Aim of the exercise> Extract the full set of records that follows, word for word.

Stored items>
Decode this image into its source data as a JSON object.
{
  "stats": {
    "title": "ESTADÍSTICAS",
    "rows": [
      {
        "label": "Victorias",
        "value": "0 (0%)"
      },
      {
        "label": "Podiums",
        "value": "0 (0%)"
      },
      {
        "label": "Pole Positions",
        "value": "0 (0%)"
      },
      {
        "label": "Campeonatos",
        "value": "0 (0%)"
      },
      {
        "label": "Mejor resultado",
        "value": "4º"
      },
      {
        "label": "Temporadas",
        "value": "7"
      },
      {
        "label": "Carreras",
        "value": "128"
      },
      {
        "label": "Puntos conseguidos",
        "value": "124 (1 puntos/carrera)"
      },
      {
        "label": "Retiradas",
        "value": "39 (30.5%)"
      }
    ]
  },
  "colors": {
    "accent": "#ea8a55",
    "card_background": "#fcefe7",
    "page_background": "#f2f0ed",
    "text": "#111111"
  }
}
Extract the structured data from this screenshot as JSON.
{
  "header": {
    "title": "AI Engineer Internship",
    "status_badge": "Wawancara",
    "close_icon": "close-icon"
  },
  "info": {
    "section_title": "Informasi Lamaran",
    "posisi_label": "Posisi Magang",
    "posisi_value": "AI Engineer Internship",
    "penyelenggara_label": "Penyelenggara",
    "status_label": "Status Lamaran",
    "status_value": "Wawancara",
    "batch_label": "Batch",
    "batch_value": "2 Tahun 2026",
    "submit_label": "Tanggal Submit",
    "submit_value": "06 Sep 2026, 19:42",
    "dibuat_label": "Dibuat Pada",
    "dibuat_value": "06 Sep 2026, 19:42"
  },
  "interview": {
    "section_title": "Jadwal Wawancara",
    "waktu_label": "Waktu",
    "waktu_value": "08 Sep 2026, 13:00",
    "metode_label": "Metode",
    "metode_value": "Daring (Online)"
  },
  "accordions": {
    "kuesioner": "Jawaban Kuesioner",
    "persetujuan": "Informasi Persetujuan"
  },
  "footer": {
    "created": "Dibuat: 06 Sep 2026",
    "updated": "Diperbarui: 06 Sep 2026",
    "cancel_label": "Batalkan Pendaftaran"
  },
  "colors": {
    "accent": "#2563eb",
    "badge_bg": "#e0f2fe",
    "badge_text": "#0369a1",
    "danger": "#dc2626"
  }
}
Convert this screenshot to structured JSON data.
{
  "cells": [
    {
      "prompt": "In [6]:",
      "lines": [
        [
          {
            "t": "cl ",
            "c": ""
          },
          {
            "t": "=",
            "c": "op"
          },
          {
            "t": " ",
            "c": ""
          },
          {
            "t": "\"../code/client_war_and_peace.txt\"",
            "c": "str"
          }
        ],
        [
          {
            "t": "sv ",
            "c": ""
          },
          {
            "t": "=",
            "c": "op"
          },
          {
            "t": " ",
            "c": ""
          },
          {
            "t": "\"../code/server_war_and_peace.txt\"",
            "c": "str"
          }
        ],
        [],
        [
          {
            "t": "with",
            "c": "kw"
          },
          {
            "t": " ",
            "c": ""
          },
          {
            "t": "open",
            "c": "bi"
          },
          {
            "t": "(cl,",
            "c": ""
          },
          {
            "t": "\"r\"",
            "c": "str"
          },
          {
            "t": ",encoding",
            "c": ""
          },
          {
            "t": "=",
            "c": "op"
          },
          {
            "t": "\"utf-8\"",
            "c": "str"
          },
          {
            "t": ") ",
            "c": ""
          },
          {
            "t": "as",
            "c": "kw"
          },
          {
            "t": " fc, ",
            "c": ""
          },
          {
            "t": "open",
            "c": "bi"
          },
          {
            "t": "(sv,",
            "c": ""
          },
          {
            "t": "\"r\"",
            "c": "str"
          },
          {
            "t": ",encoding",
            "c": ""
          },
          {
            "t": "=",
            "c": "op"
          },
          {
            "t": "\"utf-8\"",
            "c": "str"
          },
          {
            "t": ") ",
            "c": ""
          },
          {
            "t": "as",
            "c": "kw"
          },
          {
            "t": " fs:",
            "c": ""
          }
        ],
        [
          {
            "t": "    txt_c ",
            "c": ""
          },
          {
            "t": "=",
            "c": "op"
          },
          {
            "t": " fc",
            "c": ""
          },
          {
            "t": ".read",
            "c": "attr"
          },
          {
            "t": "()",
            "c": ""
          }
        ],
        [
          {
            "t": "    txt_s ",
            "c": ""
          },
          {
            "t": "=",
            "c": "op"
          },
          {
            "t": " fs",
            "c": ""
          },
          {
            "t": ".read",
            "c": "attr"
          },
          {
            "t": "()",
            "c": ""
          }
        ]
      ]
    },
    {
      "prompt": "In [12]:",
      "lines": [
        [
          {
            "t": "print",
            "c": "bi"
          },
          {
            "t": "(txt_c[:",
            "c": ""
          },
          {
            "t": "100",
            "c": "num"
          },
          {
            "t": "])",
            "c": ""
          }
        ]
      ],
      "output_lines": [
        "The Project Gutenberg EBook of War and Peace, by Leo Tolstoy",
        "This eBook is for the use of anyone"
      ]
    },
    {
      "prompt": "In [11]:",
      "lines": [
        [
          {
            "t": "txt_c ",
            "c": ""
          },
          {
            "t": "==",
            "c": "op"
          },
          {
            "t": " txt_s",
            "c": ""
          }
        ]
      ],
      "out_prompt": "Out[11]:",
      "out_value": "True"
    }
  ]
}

Reply>
Decode this image into its source data as a JSON object.
{
  "stats": {
    "title": "ESTADÍSTICAS",
    "rows": [
      {
        "label": "Victorias",
        "value": "0 (0%)"
      },
      {
        "label": "Podiums",
        "value": "0 (0%)"
      },
      {
        "label": "Pole Positions",
        "value": "0 (0%)"
      },
      {
        "label": "Campeonatos",
        "value": "0 (0%)"
      },
      {
        "label": "Mejor resultado",
        "value": "4º"
      },
      {
        "label": "Temporadas",
        "value": "7"
      },
      {
        "label": "Carreras",
        "value": "128"
      },
      {
        "label": "Puntos conseguidos",
        "value": "124 (1 puntos/carrera)"
      },
      {
        "label": "Retiradas",
        "value": "39 (30.5%)"
      }
    ]
  },
  "colors": {
    "accent": "#ea8a55",
    "card_background": "#fcefe7",
    "page_background": "#f2f0ed",
    "text": "#111111"
  }
}
Extract the structured data from this screenshot as JSON.
{
  "header": {
    "title": "AI Engineer Internship",
    "status_badge": "Wawancara",
    "close_icon": "close-icon"
  },
  "info": {
    "section_title": "Informasi Lamaran",
    "posisi_label": "Posisi Magang",
    "posisi_value": "AI Engineer Internship",
    "penyelenggara_label": "Penyelenggara",
    "status_label": "Status Lamaran",
    "status_value": "Wawancara",
    "batch_label": "Batch",
    "batch_value": "2 Tahun 2026",
    "submit_label": "Tanggal Submit",
    "submit_value": "06 Sep 2026, 19:42",
    "dibuat_label": "Dibuat Pada",
    "dibuat_value": "06 Sep 2026, 19:42"
  },
  "interview": {
    "section_title": "Jadwal Wawancara",
    "waktu_label": "Waktu",
    "waktu_value": "08 Sep 2026, 13:00",
    "metode_label": "Metode",
    "metode_value": "Daring (Online)"
  },
  "accordions": {
    "kuesioner": "Jawaban Kuesioner",
    "persetujuan": "Informasi Persetujuan"
  },
  "footer": {
    "created": "Dibuat: 06 Sep 2026",
    "updated": "Diperbarui: 06 Sep 2026",
    "cancel_label": "Batalkan Pendaftaran"
  },
  "colors": {
    "accent": "#2563eb",
    "badge_bg": "#e0f2fe",
    "badge_text": "#0369a1",
    "danger": "#dc2626"
  }
}
Convert this screenshot to structured JSON data.
{
  "cells": [
    {
      "prompt": "In [6]:",
      "lines": [
        [
          {
            "t": "cl ",
            "c": ""
          },
          {
            "t": "=",
            "c": "op"
          },
          {
            "t": " ",
            "c": ""
          },
          {
            "t": "\"../code/client_war_and_peace.txt\"",
            "c": "str"
          }
        ],
        [
          {
            "t": "sv ",
            "c": ""
          },
          {
            "t": "=",
            "c": "op"
          },
          {
            "t": " ",
            "c": ""
          },
          {
            "t": "\"../code/server_war_and_peace.txt\"",
            "c": "str"
          }
        ],
        [],
        [
          {
            "t": "with",
            "c": "kw"
          },
          {
            "t": " ",
            "c": ""
          },
          {
            "t": "open",
            "c": "bi"
          },
          {
            "t": "(cl,",
            "c": ""
          },
          {
            "t": "\"r\"",
            "c": "str"
          },
          {
            "t": ",encoding",
            "c": ""
          },
          {
            "t": "=",
            "c": "op"
          },
          {
            "t": "\"utf-8\"",
            "c": "str"
          },
          {
            "t": ") ",
            "c": ""
          },
          {
            "t": "as",
            "c": "kw"
          },
          {
            "t": " fc, ",
            "c": ""
          },
          {
            "t": "open",
            "c": "bi"
          },
          {
            "t": "(sv,",
            "c": ""
          },
          {
            "t": "\"r\"",
            "c": "str"
          },
          {
            "t": ",encoding",
            "c": ""
          },
          {
            "t": "=",
            "c": "op"
          },
          {
            "t": "\"utf-8\"",
            "c": "str"
          },
          {
            "t": ") ",
            "c": ""
          },
          {
            "t": "as",
            "c": "kw"
          },
          {
            "t": " fs:",
            "c": ""
          }
        ],
        [
          {
            "t": "    txt_c ",
            "c": ""
          },
          {
            "t": "=",
            "c": "op"
          },
          {
            "t": " fc",
            "c": ""
          },
          {
            "t": ".read",
            "c": "attr"
          },
          {
            "t": "()",
            "c": ""
          }
        ],
        [
          {
            "t": "    txt_s ",
            "c": ""
          },
          {
            "t": "=",
            "c": "op"
          },
          {
            "t": " fs",
            "c": ""
          },
          {
            "t": ".read",
            "c": "attr"
          },
          {
            "t": "()",
            "c": ""
          }
        ]
      ]
    },
    {
      "prompt": "In [12]:",
      "lines": [
        [
          {
            "t": "print",
            "c": "bi"
          },
          {
            "t": "(txt_c[:",
            "c": ""
          },
          {
            "t": "100",
            "c": "num"
          },
          {
            "t": "])",
            "c": ""
          }
        ]
      ],
      "output_lines": [
        "The Project Gutenberg EBook of War and Peace, by Leo Tolstoy",
        "This eBook is for the use of anyone"
      ]
    },
    {
      "prompt": "In [11]:",
      "lines": [
        [
          {
            "t": "txt_c ",
            "c": ""
          },
          {
            "t": "==",
            "c": "op"
          },
          {
            "t": " txt_s",
            "c": ""
          }
        ]
      ],
      "out_prompt": "Out[11]:",
      "out_value": "True"
    }
  ]
}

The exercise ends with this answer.